WRITTEN INSTRUCTION - Write out each line that follows exactly as it stands, without the pictures.

_ _ _

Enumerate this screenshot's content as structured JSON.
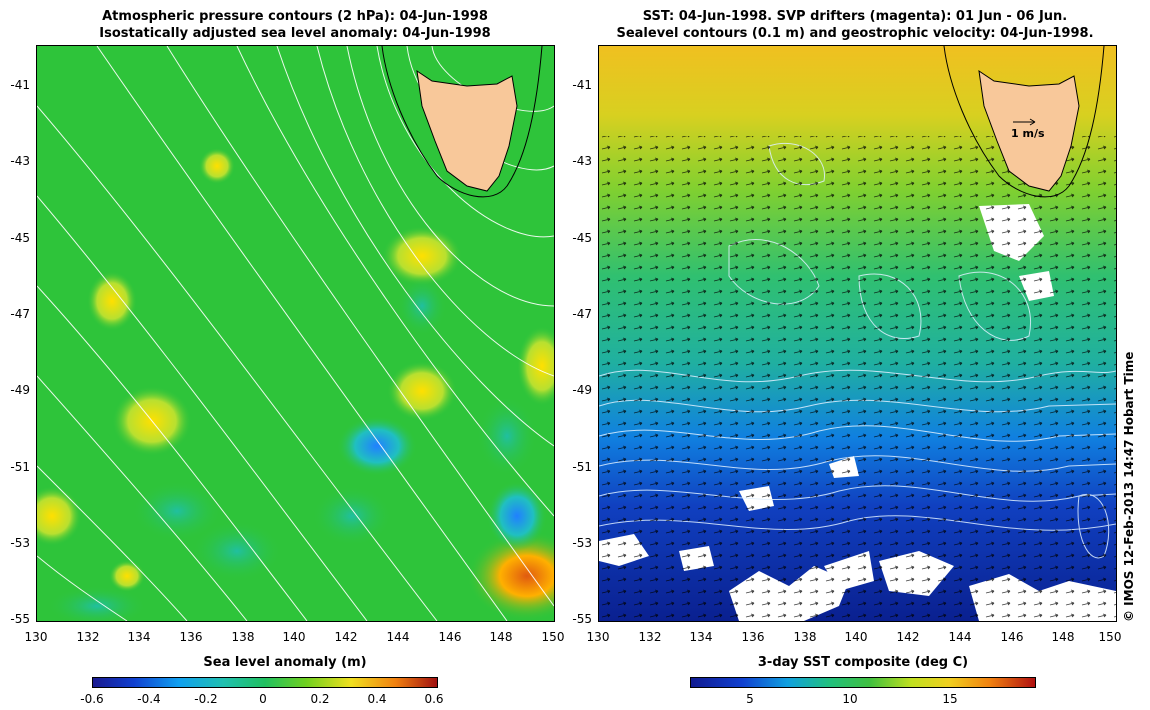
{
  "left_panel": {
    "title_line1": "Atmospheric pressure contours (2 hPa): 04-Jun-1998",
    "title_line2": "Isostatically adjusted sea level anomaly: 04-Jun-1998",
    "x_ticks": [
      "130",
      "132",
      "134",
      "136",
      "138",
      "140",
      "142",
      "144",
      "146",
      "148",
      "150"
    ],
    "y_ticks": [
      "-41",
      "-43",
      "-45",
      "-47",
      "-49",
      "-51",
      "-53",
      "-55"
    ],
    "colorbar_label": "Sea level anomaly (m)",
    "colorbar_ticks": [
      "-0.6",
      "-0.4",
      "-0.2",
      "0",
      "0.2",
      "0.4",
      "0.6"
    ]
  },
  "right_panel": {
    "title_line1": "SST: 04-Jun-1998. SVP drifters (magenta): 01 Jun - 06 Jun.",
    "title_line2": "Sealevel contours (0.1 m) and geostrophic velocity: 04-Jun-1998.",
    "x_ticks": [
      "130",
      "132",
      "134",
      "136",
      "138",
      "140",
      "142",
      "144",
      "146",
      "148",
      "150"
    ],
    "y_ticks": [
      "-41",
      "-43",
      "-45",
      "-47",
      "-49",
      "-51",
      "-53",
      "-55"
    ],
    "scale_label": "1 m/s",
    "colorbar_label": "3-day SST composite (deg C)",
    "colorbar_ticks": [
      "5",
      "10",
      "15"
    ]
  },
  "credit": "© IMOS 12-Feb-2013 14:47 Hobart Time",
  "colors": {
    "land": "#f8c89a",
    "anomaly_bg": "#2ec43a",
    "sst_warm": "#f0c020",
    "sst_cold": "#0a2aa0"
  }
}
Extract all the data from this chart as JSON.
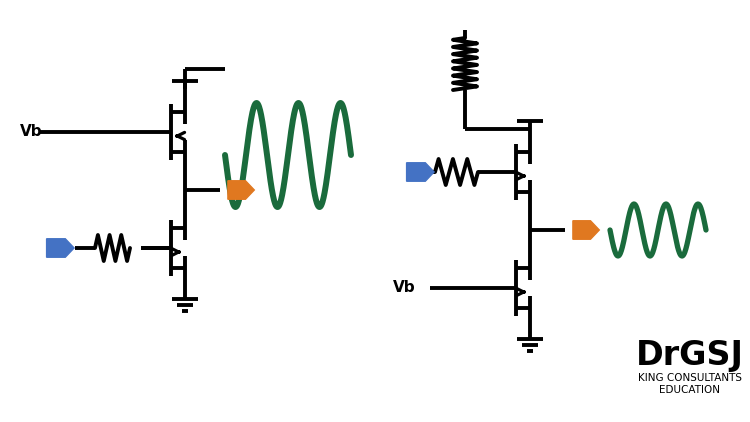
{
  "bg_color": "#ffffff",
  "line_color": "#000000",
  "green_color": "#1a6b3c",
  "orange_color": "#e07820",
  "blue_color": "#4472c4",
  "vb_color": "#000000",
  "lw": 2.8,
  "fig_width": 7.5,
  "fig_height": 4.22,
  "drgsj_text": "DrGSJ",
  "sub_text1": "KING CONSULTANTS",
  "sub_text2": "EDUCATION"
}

_ _ _

WRITTEN RESPONSE -
Enumerate this screenshot's content as structured JSON.
{
  "left_panel": {
    "title_line1": "Atmospheric pressure contours (2 hPa): 04-Jun-1998",
    "title_line2": "Isostatically adjusted sea level anomaly: 04-Jun-1998",
    "x_ticks": [
      "130",
      "132",
      "134",
      "136",
      "138",
      "140",
      "142",
      "144",
      "146",
      "148",
      "150"
    ],
    "y_ticks": [
      "-41",
      "-43",
      "-45",
      "-47",
      "-49",
      "-51",
      "-53",
      "-55"
    ],
    "colorbar_label": "Sea level anomaly (m)",
    "colorbar_ticks": [
      "-0.6",
      "-0.4",
      "-0.2",
      "0",
      "0.2",
      "0.4",
      "0.6"
    ]
  },
  "right_panel": {
    "title_line1": "SST: 04-Jun-1998. SVP drifters (magenta): 01 Jun - 06 Jun.",
    "title_line2": "Sealevel contours (0.1 m) and geostrophic velocity: 04-Jun-1998.",
    "x_ticks": [
      "130",
      "132",
      "134",
      "136",
      "138",
      "140",
      "142",
      "144",
      "146",
      "148",
      "150"
    ],
    "y_ticks": [
      "-41",
      "-43",
      "-45",
      "-47",
      "-49",
      "-51",
      "-53",
      "-55"
    ],
    "scale_label": "1 m/s",
    "colorbar_label": "3-day SST composite (deg C)",
    "colorbar_ticks": [
      "5",
      "10",
      "15"
    ]
  },
  "credit": "© IMOS 12-Feb-2013 14:47 Hobart Time",
  "colors": {
    "land": "#f8c89a",
    "anomaly_bg": "#2ec43a",
    "sst_warm": "#f0c020",
    "sst_cold": "#0a2aa0"
  }
}
Extract all the data from this chart as JSON.
{
  "bg_color": "#ffffff",
  "line_color": "#000000",
  "green_color": "#1a6b3c",
  "orange_color": "#e07820",
  "blue_color": "#4472c4",
  "vb_color": "#000000",
  "lw": 2.8,
  "fig_width": 7.5,
  "fig_height": 4.22,
  "drgsj_text": "DrGSJ",
  "sub_text1": "KING CONSULTANTS",
  "sub_text2": "EDUCATION"
}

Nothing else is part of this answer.